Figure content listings
▶

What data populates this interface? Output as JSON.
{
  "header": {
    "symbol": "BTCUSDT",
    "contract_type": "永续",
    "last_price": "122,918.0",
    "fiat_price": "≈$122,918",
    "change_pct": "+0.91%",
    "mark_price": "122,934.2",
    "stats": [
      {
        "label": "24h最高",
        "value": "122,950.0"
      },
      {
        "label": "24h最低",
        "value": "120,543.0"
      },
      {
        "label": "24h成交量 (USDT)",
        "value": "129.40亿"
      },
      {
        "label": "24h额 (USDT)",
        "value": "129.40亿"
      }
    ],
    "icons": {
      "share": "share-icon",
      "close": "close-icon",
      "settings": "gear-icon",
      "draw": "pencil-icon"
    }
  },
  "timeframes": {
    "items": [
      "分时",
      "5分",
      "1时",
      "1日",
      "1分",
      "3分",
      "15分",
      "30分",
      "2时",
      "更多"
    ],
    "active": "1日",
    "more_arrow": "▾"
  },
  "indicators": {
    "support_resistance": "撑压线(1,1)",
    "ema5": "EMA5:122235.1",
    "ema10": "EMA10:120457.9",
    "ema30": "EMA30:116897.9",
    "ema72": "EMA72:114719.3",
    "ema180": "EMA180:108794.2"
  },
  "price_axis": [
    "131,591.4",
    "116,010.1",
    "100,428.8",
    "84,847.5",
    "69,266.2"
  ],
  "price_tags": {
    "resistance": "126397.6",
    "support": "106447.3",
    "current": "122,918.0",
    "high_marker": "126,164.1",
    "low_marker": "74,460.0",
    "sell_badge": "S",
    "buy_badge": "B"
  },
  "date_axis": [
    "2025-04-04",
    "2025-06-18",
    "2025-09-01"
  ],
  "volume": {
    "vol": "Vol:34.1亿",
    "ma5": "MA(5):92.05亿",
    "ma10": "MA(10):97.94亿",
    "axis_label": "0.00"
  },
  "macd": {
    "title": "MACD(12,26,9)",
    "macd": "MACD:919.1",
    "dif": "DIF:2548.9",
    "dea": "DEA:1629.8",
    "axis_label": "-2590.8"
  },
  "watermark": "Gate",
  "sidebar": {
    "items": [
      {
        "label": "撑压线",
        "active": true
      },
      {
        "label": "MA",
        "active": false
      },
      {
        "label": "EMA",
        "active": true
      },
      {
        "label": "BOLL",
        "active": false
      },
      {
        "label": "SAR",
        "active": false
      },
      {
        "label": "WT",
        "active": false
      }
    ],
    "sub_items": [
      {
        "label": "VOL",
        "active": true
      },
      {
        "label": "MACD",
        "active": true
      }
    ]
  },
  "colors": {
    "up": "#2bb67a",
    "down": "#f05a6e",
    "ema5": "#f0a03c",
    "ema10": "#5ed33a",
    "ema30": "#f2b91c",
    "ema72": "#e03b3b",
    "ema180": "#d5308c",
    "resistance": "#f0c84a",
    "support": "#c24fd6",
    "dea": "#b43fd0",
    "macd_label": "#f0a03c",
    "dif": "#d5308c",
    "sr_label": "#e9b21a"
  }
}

◀

-- INSTRUCTIONS TO FOLLOW --
Reproduce the data in its entirety, matching each character.

-- THE COMPLETED TASK --
What data populates this interface? Output as JSON.
{
  "header": {
    "symbol": "BTCUSDT",
    "contract_type": "永续",
    "last_price": "122,918.0",
    "fiat_price": "≈$122,918",
    "change_pct": "+0.91%",
    "mark_price": "122,934.2",
    "stats": [
      {
        "label": "24h最高",
        "value": "122,950.0"
      },
      {
        "label": "24h最低",
        "value": "120,543.0"
      },
      {
        "label": "24h成交量 (USDT)",
        "value": "129.40亿"
      },
      {
        "label": "24h额 (USDT)",
        "value": "129.40亿"
      }
    ],
    "icons": {
      "share": "share-icon",
      "close": "close-icon",
      "settings": "gear-icon",
      "draw": "pencil-icon"
    }
  },
  "timeframes": {
    "items": [
      "分时",
      "5分",
      "1时",
      "1日",
      "1分",
      "3分",
      "15分",
      "30分",
      "2时",
      "更多"
    ],
    "active": "1日",
    "more_arrow": "▾"
  },
  "indicators": {
    "support_resistance": "撑压线(1,1)",
    "ema5": "EMA5:122235.1",
    "ema10": "EMA10:120457.9",
    "ema30": "EMA30:116897.9",
    "ema72": "EMA72:114719.3",
    "ema180": "EMA180:108794.2"
  },
  "price_axis": [
    "131,591.4",
    "116,010.1",
    "100,428.8",
    "84,847.5",
    "69,266.2"
  ],
  "price_tags": {
    "resistance": "126397.6",
    "support": "106447.3",
    "current": "122,918.0",
    "high_marker": "126,164.1",
    "low_marker": "74,460.0",
    "sell_badge": "S",
    "buy_badge": "B"
  },
  "date_axis": [
    "2025-04-04",
    "2025-06-18",
    "2025-09-01"
  ],
  "volume": {
    "vol": "Vol:34.1亿",
    "ma5": "MA(5):92.05亿",
    "ma10": "MA(10):97.94亿",
    "axis_label": "0.00"
  },
  "macd": {
    "title": "MACD(12,26,9)",
    "macd": "MACD:919.1",
    "dif": "DIF:2548.9",
    "dea": "DEA:1629.8",
    "axis_label": "-2590.8"
  },
  "watermark": "Gate",
  "sidebar": {
    "items": [
      {
        "label": "撑压线",
        "active": true
      },
      {
        "label": "MA",
        "active": false
      },
      {
        "label": "EMA",
        "active": true
      },
      {
        "label": "BOLL",
        "active": false
      },
      {
        "label": "SAR",
        "active": false
      },
      {
        "label": "WT",
        "active": false
      }
    ],
    "sub_items": [
      {
        "label": "VOL",
        "active": true
      },
      {
        "label": "MACD",
        "active": true
      }
    ]
  },
  "colors": {
    "up": "#2bb67a",
    "down": "#f05a6e",
    "ema5": "#f0a03c",
    "ema10": "#5ed33a",
    "ema30": "#f2b91c",
    "ema72": "#e03b3b",
    "ema180": "#d5308c",
    "resistance": "#f0c84a",
    "support": "#c24fd6",
    "dea": "#b43fd0",
    "macd_label": "#f0a03c",
    "dif": "#d5308c",
    "sr_label": "#e9b21a"
  }
}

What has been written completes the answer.